* **Work instructions**:
Please count the lines in the listing below where the word "screenshot" appears. Give the number only.

[Records]
------------
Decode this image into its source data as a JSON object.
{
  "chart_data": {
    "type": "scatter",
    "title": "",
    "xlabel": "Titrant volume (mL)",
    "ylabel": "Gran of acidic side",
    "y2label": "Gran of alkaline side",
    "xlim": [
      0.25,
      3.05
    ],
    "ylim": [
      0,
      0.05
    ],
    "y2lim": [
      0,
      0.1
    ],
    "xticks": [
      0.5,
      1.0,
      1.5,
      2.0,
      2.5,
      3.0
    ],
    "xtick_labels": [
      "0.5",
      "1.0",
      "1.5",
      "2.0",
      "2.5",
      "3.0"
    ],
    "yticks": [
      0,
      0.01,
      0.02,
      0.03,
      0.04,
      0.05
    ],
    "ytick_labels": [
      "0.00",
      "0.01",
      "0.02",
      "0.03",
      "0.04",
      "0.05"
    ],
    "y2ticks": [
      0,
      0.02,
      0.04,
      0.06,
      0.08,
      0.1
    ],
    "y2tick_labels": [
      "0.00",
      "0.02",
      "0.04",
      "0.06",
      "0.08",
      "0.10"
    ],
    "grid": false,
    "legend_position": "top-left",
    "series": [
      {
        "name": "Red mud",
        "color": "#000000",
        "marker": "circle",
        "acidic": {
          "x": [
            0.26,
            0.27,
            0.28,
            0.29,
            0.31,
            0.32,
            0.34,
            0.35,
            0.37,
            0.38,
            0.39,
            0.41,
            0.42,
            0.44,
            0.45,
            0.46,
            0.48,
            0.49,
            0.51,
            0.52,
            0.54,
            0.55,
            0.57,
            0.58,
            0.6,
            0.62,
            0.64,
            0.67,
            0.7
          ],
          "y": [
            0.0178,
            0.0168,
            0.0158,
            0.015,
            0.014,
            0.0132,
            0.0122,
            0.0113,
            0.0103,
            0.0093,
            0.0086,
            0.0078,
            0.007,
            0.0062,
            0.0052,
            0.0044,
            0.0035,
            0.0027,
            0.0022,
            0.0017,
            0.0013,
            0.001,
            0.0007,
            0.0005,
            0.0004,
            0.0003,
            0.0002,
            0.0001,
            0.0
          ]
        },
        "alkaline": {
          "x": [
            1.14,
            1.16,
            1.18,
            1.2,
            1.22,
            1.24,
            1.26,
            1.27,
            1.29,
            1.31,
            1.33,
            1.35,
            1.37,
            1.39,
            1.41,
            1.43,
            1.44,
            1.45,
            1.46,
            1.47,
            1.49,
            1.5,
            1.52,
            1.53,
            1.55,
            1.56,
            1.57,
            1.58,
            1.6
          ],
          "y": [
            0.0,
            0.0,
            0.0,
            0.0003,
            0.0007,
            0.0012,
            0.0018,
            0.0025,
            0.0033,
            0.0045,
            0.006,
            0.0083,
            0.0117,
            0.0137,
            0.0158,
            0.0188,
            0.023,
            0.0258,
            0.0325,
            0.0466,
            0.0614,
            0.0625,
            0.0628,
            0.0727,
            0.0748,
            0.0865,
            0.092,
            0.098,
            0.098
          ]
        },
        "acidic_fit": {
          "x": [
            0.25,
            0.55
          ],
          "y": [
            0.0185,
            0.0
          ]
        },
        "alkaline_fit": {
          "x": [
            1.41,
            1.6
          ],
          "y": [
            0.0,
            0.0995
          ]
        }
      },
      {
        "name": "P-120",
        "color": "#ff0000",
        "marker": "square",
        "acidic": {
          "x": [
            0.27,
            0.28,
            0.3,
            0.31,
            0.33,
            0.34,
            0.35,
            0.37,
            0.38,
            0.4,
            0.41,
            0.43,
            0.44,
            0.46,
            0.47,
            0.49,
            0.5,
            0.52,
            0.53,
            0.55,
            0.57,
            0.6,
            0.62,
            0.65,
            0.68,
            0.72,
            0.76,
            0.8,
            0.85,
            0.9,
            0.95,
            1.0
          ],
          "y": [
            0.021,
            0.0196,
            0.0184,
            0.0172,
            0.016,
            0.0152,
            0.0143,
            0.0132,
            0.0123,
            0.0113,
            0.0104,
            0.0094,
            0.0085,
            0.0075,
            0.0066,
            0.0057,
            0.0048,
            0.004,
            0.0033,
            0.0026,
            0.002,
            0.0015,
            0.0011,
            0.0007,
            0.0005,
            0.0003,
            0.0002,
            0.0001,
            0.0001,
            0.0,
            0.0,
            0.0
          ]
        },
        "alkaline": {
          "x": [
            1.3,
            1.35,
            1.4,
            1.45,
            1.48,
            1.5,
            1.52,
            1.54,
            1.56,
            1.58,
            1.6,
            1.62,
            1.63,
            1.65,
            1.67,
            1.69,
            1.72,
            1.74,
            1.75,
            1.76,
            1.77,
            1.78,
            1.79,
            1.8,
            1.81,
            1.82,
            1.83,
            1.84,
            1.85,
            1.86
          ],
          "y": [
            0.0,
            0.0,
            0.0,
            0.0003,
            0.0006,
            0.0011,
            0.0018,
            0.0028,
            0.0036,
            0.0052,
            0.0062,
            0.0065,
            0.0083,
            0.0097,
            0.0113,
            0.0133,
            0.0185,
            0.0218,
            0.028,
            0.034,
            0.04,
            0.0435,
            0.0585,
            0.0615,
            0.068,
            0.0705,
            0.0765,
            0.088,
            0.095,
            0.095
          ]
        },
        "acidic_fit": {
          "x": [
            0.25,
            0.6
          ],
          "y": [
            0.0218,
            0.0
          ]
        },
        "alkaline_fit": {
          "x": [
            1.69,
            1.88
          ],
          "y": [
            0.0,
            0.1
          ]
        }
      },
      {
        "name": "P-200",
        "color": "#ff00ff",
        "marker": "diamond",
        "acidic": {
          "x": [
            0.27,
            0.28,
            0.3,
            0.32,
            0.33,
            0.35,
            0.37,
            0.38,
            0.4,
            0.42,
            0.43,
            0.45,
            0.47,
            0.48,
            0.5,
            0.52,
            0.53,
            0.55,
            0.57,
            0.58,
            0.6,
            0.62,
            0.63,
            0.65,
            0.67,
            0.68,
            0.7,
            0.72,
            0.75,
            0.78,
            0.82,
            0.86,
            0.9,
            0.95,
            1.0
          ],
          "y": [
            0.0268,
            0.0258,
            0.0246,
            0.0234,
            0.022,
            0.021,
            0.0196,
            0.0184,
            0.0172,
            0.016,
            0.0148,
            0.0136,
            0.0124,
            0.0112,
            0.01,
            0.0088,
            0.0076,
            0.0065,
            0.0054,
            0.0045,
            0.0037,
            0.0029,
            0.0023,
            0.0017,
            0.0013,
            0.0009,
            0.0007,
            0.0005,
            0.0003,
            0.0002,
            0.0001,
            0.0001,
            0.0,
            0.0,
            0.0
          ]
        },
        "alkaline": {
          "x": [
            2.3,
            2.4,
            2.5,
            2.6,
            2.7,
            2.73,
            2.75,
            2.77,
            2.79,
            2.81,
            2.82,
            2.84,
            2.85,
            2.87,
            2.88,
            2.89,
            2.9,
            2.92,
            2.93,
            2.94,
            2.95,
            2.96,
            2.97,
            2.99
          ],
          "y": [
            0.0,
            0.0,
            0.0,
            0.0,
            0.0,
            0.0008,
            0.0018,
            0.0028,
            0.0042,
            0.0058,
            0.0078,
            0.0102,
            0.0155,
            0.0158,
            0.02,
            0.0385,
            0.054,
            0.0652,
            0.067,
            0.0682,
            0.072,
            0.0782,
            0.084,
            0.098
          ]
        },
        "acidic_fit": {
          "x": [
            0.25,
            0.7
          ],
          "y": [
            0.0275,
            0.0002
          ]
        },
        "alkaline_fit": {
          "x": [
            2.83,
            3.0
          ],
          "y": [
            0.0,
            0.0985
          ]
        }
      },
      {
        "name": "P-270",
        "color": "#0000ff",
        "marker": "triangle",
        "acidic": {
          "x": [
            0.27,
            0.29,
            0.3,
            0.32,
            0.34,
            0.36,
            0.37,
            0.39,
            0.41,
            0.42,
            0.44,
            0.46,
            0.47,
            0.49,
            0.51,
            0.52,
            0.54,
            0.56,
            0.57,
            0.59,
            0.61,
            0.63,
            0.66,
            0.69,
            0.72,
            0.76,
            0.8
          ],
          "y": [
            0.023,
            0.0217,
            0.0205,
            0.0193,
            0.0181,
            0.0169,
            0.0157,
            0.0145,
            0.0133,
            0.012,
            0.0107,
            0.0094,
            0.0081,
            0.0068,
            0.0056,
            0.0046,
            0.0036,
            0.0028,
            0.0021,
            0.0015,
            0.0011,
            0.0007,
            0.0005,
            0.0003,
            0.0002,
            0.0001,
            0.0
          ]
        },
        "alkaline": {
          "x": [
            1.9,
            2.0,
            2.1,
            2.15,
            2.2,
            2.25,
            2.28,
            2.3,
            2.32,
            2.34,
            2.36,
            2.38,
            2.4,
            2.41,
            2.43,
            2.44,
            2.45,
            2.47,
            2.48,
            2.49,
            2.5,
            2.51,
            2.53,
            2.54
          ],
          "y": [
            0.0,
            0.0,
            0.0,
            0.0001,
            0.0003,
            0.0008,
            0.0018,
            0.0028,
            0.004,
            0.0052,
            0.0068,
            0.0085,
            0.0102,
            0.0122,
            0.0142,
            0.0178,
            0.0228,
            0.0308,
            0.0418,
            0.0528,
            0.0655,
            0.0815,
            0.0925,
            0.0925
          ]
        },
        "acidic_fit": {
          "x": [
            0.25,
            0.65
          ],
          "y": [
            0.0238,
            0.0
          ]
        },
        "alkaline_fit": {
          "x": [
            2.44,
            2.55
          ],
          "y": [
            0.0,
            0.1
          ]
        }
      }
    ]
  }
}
------------
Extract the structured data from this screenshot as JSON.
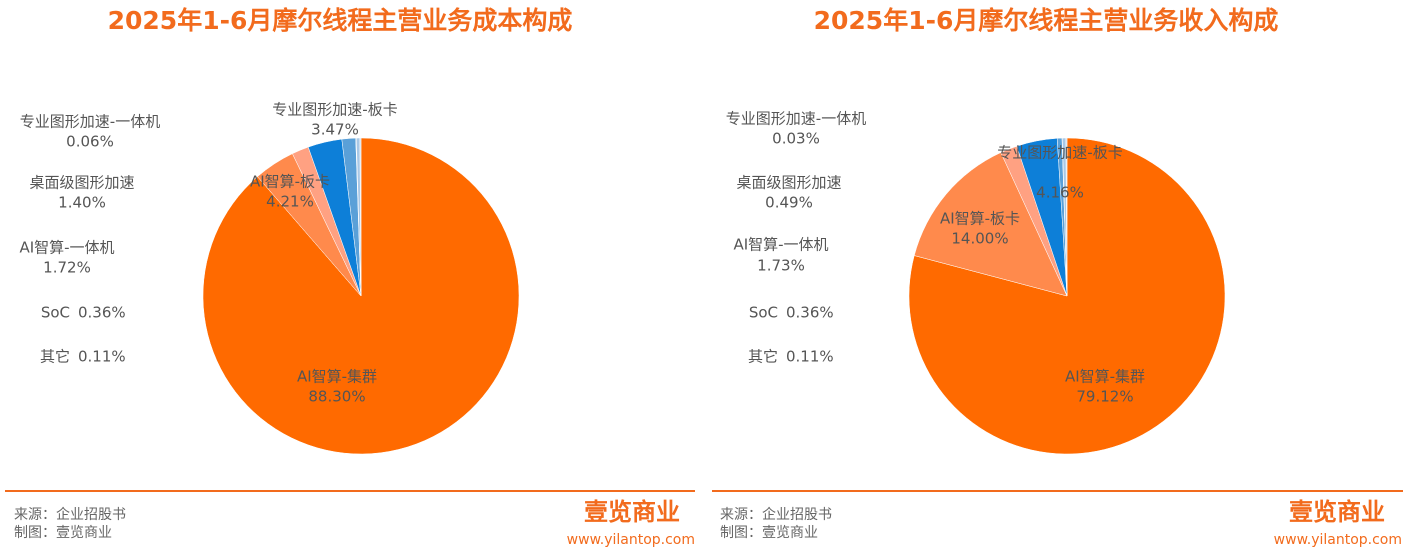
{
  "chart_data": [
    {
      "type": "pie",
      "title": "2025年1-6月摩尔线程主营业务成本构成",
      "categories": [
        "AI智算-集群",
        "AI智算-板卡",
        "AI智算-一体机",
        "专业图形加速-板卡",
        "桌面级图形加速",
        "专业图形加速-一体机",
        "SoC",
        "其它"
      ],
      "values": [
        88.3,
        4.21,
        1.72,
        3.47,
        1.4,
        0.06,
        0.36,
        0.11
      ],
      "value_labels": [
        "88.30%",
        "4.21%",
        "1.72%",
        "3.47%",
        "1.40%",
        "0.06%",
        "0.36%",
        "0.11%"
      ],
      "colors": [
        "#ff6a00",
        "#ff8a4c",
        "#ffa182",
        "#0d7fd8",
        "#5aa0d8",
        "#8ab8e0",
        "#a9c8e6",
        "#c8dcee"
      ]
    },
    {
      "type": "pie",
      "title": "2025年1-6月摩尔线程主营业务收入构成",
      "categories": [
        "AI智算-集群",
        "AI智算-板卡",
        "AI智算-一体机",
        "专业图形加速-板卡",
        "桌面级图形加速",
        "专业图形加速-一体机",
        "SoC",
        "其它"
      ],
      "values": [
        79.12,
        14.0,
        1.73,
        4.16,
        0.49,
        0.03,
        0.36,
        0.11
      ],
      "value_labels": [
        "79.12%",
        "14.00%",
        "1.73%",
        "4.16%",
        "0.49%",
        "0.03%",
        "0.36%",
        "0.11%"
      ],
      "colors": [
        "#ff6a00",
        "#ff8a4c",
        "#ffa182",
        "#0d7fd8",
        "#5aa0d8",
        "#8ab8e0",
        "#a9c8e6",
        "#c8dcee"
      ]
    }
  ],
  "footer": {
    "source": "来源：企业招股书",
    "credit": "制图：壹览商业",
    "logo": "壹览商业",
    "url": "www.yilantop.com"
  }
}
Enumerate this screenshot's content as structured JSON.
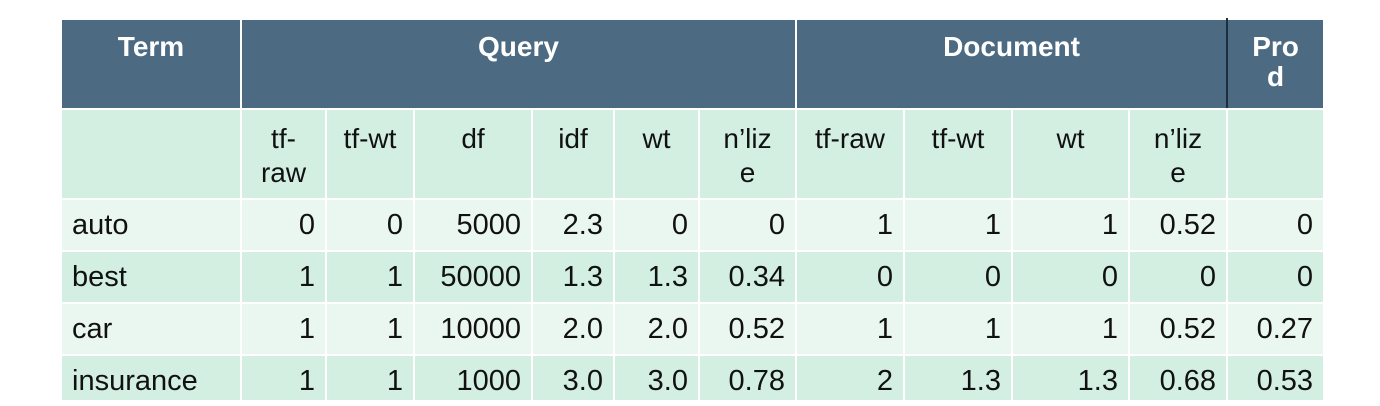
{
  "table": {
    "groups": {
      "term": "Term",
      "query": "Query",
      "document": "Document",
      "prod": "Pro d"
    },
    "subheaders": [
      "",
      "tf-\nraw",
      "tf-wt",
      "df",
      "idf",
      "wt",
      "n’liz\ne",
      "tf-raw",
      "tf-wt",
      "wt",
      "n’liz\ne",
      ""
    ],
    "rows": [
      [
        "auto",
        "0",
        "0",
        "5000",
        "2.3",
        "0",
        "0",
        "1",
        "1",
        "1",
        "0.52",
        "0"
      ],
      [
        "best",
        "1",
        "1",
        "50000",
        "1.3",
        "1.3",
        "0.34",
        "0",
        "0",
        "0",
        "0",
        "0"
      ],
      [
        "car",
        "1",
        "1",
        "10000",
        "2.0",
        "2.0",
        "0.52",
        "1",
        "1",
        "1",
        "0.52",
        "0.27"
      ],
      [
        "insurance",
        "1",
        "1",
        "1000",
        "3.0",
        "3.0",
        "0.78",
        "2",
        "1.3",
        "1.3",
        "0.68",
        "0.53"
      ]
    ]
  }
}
------------
* **Answer for this exercise**:
2